====== SOURCE MATERIAL ======

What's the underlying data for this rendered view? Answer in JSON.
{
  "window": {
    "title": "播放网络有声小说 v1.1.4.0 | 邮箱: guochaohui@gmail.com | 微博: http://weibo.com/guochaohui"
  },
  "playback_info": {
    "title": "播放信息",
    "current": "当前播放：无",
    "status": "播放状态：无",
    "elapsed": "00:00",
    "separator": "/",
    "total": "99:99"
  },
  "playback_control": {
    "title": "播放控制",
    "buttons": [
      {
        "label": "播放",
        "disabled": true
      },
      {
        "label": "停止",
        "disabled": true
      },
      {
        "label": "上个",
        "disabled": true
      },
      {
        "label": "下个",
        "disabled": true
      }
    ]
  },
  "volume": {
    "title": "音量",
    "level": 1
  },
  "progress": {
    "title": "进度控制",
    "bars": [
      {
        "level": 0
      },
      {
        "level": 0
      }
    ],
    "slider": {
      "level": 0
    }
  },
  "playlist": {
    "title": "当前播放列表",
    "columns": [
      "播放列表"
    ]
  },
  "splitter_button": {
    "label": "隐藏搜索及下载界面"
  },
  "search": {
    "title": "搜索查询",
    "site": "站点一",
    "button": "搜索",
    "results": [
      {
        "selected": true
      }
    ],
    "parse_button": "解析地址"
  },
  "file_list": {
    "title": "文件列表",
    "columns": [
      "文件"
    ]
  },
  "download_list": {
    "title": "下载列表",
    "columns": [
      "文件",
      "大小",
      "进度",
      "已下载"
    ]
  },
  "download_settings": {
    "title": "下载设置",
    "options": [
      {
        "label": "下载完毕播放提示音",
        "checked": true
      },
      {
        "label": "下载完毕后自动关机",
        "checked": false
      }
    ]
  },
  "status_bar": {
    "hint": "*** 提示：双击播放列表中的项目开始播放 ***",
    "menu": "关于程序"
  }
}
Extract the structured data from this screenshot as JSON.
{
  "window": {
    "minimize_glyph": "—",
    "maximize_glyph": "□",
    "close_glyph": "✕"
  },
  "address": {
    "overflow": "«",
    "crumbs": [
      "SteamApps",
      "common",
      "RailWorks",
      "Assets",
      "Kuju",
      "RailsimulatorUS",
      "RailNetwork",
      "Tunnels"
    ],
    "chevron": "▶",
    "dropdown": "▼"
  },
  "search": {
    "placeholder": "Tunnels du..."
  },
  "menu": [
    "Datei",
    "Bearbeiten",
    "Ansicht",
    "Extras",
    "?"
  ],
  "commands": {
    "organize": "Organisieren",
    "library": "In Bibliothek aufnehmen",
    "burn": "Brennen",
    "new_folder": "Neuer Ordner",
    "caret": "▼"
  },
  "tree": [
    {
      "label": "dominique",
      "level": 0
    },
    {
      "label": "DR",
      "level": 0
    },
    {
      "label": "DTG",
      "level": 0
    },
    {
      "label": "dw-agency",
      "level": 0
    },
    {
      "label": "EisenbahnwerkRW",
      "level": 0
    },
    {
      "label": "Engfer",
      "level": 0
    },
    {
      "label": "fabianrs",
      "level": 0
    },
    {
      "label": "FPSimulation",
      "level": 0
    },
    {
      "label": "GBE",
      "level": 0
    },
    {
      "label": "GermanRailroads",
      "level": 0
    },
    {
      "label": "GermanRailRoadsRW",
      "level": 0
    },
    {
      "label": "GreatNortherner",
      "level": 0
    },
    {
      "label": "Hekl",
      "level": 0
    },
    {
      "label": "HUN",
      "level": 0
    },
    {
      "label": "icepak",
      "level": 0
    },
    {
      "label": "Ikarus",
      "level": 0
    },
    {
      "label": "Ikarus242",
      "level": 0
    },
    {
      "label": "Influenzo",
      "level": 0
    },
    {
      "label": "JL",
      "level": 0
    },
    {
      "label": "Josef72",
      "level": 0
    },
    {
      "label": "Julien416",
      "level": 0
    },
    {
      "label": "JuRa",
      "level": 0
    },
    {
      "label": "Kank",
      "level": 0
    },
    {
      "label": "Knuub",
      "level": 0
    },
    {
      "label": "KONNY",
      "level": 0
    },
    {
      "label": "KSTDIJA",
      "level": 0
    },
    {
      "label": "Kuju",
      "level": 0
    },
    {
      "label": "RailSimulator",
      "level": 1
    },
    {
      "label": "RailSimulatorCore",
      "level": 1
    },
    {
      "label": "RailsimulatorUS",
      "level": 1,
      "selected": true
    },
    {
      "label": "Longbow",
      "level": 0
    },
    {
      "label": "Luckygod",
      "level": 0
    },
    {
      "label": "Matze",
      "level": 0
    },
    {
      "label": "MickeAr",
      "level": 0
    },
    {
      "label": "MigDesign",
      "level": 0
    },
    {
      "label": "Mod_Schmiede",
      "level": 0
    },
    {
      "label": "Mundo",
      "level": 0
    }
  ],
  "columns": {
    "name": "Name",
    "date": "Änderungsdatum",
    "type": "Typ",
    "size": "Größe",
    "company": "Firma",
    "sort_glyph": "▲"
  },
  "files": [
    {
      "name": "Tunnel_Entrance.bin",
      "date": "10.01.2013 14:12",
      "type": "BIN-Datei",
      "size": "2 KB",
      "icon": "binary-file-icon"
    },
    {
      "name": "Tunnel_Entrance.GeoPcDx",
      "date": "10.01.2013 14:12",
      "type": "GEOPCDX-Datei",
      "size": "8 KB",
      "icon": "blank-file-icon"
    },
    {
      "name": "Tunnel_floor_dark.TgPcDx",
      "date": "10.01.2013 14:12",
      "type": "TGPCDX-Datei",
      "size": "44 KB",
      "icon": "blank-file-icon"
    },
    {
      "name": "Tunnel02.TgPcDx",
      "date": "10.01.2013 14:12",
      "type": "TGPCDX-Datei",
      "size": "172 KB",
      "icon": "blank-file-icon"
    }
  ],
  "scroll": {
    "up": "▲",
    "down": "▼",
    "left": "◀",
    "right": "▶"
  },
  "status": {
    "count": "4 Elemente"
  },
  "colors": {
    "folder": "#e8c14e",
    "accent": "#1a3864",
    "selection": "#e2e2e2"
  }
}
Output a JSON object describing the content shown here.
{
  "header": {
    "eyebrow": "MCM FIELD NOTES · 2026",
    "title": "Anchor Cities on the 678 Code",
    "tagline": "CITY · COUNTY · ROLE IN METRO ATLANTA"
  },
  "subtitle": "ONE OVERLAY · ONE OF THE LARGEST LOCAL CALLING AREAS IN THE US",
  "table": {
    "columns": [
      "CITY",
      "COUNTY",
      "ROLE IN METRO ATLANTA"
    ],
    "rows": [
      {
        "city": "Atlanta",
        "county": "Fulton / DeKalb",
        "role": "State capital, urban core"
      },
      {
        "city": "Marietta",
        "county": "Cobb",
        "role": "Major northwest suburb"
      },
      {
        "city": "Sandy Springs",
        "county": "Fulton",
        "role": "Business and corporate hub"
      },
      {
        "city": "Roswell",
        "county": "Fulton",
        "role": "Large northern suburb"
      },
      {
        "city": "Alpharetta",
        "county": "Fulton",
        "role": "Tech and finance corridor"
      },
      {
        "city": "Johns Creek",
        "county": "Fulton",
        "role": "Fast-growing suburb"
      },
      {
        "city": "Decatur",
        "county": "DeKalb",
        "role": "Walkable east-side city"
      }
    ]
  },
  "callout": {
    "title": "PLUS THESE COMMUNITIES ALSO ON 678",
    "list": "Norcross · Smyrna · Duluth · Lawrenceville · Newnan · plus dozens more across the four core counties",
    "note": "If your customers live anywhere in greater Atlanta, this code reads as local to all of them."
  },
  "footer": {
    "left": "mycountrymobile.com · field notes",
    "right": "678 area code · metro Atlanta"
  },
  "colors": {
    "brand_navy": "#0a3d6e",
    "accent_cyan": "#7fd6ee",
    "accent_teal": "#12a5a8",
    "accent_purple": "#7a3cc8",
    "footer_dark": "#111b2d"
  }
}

======

● REQUIRED WORK
Go through the listing and copy all of it exactly.

● EXERCISE ANSWER
What's the underlying data for this rendered view? Answer in JSON.
{
  "window": {
    "title": "播放网络有声小说 v1.1.4.0 | 邮箱: guochaohui@gmail.com | 微博: http://weibo.com/guochaohui"
  },
  "playback_info": {
    "title": "播放信息",
    "current": "当前播放：无",
    "status": "播放状态：无",
    "elapsed": "00:00",
    "separator": "/",
    "total": "99:99"
  },
  "playback_control": {
    "title": "播放控制",
    "buttons": [
      {
        "label": "播放",
        "disabled": true
      },
      {
        "label": "停止",
        "disabled": true
      },
      {
        "label": "上个",
        "disabled": true
      },
      {
        "label": "下个",
        "disabled": true
      }
    ]
  },
  "volume": {
    "title": "音量",
    "level": 1
  },
  "progress": {
    "title": "进度控制",
    "bars": [
      {
        "level": 0
      },
      {
        "level": 0
      }
    ],
    "slider": {
      "level": 0
    }
  },
  "playlist": {
    "title": "当前播放列表",
    "columns": [
      "播放列表"
    ]
  },
  "splitter_button": {
    "label": "隐藏搜索及下载界面"
  },
  "search": {
    "title": "搜索查询",
    "site": "站点一",
    "button": "搜索",
    "results": [
      {
        "selected": true
      }
    ],
    "parse_button": "解析地址"
  },
  "file_list": {
    "title": "文件列表",
    "columns": [
      "文件"
    ]
  },
  "download_list": {
    "title": "下载列表",
    "columns": [
      "文件",
      "大小",
      "进度",
      "已下载"
    ]
  },
  "download_settings": {
    "title": "下载设置",
    "options": [
      {
        "label": "下载完毕播放提示音",
        "checked": true
      },
      {
        "label": "下载完毕后自动关机",
        "checked": false
      }
    ]
  },
  "status_bar": {
    "hint": "*** 提示：双击播放列表中的项目开始播放 ***",
    "menu": "关于程序"
  }
}
Extract the structured data from this screenshot as JSON.
{
  "window": {
    "minimize_glyph": "—",
    "maximize_glyph": "□",
    "close_glyph": "✕"
  },
  "address": {
    "overflow": "«",
    "crumbs": [
      "SteamApps",
      "common",
      "RailWorks",
      "Assets",
      "Kuju",
      "RailsimulatorUS",
      "RailNetwork",
      "Tunnels"
    ],
    "chevron": "▶",
    "dropdown": "▼"
  },
  "search": {
    "placeholder": "Tunnels du..."
  },
  "menu": [
    "Datei",
    "Bearbeiten",
    "Ansicht",
    "Extras",
    "?"
  ],
  "commands": {
    "organize": "Organisieren",
    "library": "In Bibliothek aufnehmen",
    "burn": "Brennen",
    "new_folder": "Neuer Ordner",
    "caret": "▼"
  },
  "tree": [
    {
      "label": "dominique",
      "level": 0
    },
    {
      "label": "DR",
      "level": 0
    },
    {
      "label": "DTG",
      "level": 0
    },
    {
      "label": "dw-agency",
      "level": 0
    },
    {
      "label": "EisenbahnwerkRW",
      "level": 0
    },
    {
      "label": "Engfer",
      "level": 0
    },
    {
      "label": "fabianrs",
      "level": 0
    },
    {
      "label": "FPSimulation",
      "level": 0
    },
    {
      "label": "GBE",
      "level": 0
    },
    {
      "label": "GermanRailroads",
      "level": 0
    },
    {
      "label": "GermanRailRoadsRW",
      "level": 0
    },
    {
      "label": "GreatNortherner",
      "level": 0
    },
    {
      "label": "Hekl",
      "level": 0
    },
    {
      "label": "HUN",
      "level": 0
    },
    {
      "label": "icepak",
      "level": 0
    },
    {
      "label": "Ikarus",
      "level": 0
    },
    {
      "label": "Ikarus242",
      "level": 0
    },
    {
      "label": "Influenzo",
      "level": 0
    },
    {
      "label": "JL",
      "level": 0
    },
    {
      "label": "Josef72",
      "level": 0
    },
    {
      "label": "Julien416",
      "level": 0
    },
    {
      "label": "JuRa",
      "level": 0
    },
    {
      "label": "Kank",
      "level": 0
    },
    {
      "label": "Knuub",
      "level": 0
    },
    {
      "label": "KONNY",
      "level": 0
    },
    {
      "label": "KSTDIJA",
      "level": 0
    },
    {
      "label": "Kuju",
      "level": 0
    },
    {
      "label": "RailSimulator",
      "level": 1
    },
    {
      "label": "RailSimulatorCore",
      "level": 1
    },
    {
      "label": "RailsimulatorUS",
      "level": 1,
      "selected": true
    },
    {
      "label": "Longbow",
      "level": 0
    },
    {
      "label": "Luckygod",
      "level": 0
    },
    {
      "label": "Matze",
      "level": 0
    },
    {
      "label": "MickeAr",
      "level": 0
    },
    {
      "label": "MigDesign",
      "level": 0
    },
    {
      "label": "Mod_Schmiede",
      "level": 0
    },
    {
      "label": "Mundo",
      "level": 0
    }
  ],
  "columns": {
    "name": "Name",
    "date": "Änderungsdatum",
    "type": "Typ",
    "size": "Größe",
    "company": "Firma",
    "sort_glyph": "▲"
  },
  "files": [
    {
      "name": "Tunnel_Entrance.bin",
      "date": "10.01.2013 14:12",
      "type": "BIN-Datei",
      "size": "2 KB",
      "icon": "binary-file-icon"
    },
    {
      "name": "Tunnel_Entrance.GeoPcDx",
      "date": "10.01.2013 14:12",
      "type": "GEOPCDX-Datei",
      "size": "8 KB",
      "icon": "blank-file-icon"
    },
    {
      "name": "Tunnel_floor_dark.TgPcDx",
      "date": "10.01.2013 14:12",
      "type": "TGPCDX-Datei",
      "size": "44 KB",
      "icon": "blank-file-icon"
    },
    {
      "name": "Tunnel02.TgPcDx",
      "date": "10.01.2013 14:12",
      "type": "TGPCDX-Datei",
      "size": "172 KB",
      "icon": "blank-file-icon"
    }
  ],
  "scroll": {
    "up": "▲",
    "down": "▼",
    "left": "◀",
    "right": "▶"
  },
  "status": {
    "count": "4 Elemente"
  },
  "colors": {
    "folder": "#e8c14e",
    "accent": "#1a3864",
    "selection": "#e2e2e2"
  }
}
Output a JSON object describing the content shown here.
{
  "header": {
    "eyebrow": "MCM FIELD NOTES · 2026",
    "title": "Anchor Cities on the 678 Code",
    "tagline": "CITY · COUNTY · ROLE IN METRO ATLANTA"
  },
  "subtitle": "ONE OVERLAY · ONE OF THE LARGEST LOCAL CALLING AREAS IN THE US",
  "table": {
    "columns": [
      "CITY",
      "COUNTY",
      "ROLE IN METRO ATLANTA"
    ],
    "rows": [
      {
        "city": "Atlanta",
        "county": "Fulton / DeKalb",
        "role": "State capital, urban core"
      },
      {
        "city": "Marietta",
        "county": "Cobb",
        "role": "Major northwest suburb"
      },
      {
        "city": "Sandy Springs",
        "county": "Fulton",
        "role": "Business and corporate hub"
      },
      {
        "city": "Roswell",
        "county": "Fulton",
        "role": "Large northern suburb"
      },
      {
        "city": "Alpharetta",
        "county": "Fulton",
        "role": "Tech and finance corridor"
      },
      {
        "city": "Johns Creek",
        "county": "Fulton",
        "role": "Fast-growing suburb"
      },
      {
        "city": "Decatur",
        "county": "DeKalb",
        "role": "Walkable east-side city"
      }
    ]
  },
  "callout": {
    "title": "PLUS THESE COMMUNITIES ALSO ON 678",
    "list": "Norcross · Smyrna · Duluth · Lawrenceville · Newnan · plus dozens more across the four core counties",
    "note": "If your customers live anywhere in greater Atlanta, this code reads as local to all of them."
  },
  "footer": {
    "left": "mycountrymobile.com · field notes",
    "right": "678 area code · metro Atlanta"
  },
  "colors": {
    "brand_navy": "#0a3d6e",
    "accent_cyan": "#7fd6ee",
    "accent_teal": "#12a5a8",
    "accent_purple": "#7a3cc8",
    "footer_dark": "#111b2d"
  }
}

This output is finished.